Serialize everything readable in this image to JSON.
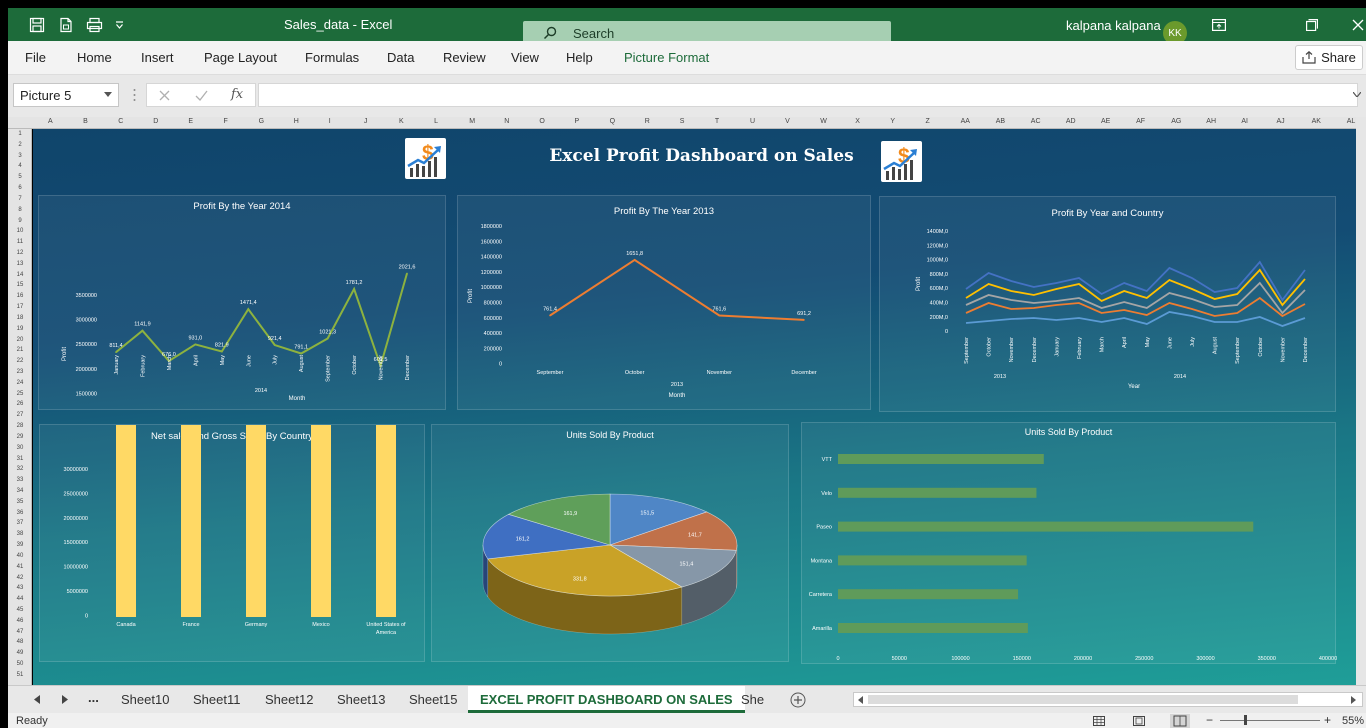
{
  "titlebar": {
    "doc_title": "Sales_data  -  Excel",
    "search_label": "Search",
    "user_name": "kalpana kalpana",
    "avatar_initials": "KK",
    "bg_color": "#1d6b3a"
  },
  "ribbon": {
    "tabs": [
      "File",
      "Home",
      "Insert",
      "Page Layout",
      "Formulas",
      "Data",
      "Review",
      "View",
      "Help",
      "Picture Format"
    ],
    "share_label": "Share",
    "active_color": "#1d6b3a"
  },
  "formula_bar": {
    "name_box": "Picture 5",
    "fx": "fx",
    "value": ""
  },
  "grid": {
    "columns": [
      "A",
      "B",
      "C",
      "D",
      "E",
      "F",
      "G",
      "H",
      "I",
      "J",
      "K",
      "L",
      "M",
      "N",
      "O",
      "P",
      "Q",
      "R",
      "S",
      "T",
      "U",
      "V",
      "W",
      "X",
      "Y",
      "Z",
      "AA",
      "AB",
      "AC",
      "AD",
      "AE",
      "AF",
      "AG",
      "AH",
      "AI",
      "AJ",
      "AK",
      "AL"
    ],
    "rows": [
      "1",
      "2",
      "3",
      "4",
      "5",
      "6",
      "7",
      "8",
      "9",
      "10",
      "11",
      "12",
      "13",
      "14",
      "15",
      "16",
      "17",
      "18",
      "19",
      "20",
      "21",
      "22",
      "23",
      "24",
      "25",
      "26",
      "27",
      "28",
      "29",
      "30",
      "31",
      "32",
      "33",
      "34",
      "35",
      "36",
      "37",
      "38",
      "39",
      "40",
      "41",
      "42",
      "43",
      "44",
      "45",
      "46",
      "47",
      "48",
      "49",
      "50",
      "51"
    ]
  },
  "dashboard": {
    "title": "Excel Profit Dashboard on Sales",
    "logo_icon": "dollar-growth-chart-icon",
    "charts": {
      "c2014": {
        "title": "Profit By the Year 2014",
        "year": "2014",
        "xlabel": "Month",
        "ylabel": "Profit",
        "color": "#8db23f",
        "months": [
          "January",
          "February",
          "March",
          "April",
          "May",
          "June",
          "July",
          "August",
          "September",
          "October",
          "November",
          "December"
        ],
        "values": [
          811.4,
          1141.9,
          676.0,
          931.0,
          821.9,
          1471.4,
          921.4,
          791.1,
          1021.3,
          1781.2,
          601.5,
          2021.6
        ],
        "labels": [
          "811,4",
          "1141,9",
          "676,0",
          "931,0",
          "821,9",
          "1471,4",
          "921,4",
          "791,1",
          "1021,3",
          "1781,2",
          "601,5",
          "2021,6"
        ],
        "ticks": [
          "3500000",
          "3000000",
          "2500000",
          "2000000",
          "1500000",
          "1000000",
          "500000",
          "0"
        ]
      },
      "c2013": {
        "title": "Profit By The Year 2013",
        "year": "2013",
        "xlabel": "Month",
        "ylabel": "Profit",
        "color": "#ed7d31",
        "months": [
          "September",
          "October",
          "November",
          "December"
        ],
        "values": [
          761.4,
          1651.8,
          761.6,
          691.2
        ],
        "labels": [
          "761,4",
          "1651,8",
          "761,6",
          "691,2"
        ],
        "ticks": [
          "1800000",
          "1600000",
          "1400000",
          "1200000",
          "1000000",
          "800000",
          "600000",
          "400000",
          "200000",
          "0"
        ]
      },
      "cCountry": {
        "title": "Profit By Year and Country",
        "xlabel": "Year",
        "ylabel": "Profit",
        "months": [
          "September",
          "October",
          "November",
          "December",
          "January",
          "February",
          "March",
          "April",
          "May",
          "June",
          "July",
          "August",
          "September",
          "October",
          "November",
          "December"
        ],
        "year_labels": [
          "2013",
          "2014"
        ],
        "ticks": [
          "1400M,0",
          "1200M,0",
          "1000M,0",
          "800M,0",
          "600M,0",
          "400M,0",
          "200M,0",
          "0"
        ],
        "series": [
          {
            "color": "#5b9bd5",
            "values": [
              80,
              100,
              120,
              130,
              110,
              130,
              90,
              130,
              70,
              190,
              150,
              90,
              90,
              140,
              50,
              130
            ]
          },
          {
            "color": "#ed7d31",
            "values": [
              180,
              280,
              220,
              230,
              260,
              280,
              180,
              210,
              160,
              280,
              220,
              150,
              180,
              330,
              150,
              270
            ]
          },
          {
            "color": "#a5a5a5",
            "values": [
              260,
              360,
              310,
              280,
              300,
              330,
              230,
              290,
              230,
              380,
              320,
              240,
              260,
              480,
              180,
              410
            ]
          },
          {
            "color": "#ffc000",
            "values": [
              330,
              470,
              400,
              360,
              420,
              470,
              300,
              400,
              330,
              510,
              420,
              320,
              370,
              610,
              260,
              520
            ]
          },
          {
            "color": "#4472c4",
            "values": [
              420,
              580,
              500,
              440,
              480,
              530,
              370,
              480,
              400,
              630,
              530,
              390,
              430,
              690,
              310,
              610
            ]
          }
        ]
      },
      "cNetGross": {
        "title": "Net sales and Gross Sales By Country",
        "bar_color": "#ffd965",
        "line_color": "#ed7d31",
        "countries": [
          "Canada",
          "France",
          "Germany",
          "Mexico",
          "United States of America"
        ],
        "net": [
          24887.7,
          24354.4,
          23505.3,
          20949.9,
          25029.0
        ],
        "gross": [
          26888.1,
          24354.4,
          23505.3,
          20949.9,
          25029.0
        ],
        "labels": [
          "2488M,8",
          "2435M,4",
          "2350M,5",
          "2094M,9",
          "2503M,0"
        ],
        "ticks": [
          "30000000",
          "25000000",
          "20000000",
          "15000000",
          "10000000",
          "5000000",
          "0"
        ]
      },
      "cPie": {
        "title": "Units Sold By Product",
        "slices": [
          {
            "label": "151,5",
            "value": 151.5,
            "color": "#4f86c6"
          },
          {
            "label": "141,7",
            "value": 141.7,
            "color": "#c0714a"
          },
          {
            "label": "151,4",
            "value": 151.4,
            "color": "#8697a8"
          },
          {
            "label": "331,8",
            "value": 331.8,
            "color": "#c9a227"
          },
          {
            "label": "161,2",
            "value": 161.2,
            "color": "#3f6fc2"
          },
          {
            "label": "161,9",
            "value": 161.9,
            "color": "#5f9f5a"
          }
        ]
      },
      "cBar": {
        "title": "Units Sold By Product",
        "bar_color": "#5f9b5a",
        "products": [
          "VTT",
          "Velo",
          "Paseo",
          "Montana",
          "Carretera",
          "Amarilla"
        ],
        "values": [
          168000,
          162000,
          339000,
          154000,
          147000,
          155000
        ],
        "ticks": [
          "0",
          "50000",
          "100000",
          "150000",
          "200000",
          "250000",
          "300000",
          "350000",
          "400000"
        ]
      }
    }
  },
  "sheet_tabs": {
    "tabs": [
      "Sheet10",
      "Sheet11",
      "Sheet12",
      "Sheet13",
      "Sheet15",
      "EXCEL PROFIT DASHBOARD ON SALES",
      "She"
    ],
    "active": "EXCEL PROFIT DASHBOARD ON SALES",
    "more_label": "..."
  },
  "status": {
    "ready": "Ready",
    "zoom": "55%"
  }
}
==
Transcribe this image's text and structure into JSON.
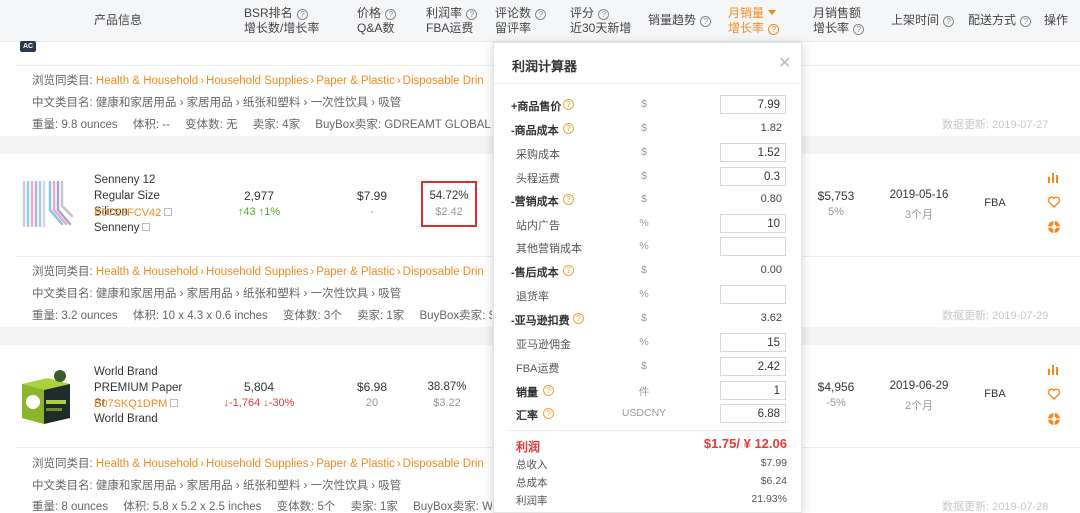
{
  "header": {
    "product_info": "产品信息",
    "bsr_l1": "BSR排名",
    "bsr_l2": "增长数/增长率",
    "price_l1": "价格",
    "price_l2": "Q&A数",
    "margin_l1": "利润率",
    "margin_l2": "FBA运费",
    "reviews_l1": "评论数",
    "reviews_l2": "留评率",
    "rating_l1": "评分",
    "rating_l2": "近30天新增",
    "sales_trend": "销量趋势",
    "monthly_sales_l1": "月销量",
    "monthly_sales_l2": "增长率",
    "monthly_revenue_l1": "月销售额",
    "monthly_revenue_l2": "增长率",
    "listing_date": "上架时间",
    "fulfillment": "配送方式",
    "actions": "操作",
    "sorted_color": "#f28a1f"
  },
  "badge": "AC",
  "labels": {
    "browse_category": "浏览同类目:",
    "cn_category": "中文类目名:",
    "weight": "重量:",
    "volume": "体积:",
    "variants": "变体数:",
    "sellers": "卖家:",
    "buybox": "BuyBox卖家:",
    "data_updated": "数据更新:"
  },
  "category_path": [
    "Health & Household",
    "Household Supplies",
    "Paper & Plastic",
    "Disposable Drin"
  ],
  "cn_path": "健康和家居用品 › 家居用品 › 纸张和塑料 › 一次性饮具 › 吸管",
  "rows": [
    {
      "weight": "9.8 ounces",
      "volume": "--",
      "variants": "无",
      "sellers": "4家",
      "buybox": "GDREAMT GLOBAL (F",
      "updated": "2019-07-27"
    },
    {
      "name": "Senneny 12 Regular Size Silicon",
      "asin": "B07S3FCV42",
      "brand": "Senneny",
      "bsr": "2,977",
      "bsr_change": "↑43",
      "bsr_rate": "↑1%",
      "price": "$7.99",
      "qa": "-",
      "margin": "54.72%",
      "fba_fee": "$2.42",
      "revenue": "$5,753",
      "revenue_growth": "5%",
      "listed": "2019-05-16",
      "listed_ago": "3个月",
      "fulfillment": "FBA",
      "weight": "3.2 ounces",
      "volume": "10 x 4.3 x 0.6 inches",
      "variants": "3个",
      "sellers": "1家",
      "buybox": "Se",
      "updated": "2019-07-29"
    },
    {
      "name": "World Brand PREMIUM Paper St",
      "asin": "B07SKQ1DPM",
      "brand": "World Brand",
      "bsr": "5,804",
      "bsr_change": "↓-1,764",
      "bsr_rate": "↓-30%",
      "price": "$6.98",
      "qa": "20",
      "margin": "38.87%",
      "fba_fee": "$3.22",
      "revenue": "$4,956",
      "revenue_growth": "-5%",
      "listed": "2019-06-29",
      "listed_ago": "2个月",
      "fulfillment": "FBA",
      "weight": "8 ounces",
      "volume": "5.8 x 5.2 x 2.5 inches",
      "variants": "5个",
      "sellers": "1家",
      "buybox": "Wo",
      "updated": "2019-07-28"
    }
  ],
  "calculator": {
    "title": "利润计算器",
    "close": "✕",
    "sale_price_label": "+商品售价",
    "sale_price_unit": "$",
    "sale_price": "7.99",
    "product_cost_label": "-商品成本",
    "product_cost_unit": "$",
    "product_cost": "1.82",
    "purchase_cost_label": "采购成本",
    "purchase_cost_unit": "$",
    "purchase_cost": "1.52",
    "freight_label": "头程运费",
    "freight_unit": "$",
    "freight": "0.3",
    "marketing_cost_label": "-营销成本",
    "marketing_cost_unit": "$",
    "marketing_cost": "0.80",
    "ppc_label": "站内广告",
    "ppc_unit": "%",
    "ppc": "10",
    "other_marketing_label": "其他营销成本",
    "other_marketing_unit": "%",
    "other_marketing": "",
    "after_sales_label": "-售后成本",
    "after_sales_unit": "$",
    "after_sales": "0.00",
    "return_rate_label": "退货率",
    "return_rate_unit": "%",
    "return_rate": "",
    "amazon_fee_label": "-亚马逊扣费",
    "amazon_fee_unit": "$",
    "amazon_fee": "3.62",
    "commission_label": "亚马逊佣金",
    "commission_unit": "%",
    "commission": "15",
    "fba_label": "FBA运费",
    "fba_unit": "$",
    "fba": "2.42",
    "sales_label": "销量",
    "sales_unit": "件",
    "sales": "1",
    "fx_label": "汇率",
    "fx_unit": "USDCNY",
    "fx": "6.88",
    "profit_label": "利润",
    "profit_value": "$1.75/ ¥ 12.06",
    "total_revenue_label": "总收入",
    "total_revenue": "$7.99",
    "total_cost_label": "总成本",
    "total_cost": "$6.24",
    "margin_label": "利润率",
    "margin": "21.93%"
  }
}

• _Exercise task_: Look through the entries above. Extract each line with the word "weight".

• _The answer_:
    "weight": "重量:",
      "weight": "9.8 ounces",
      "weight": "3.2 ounces",
      "weight": "8 ounces",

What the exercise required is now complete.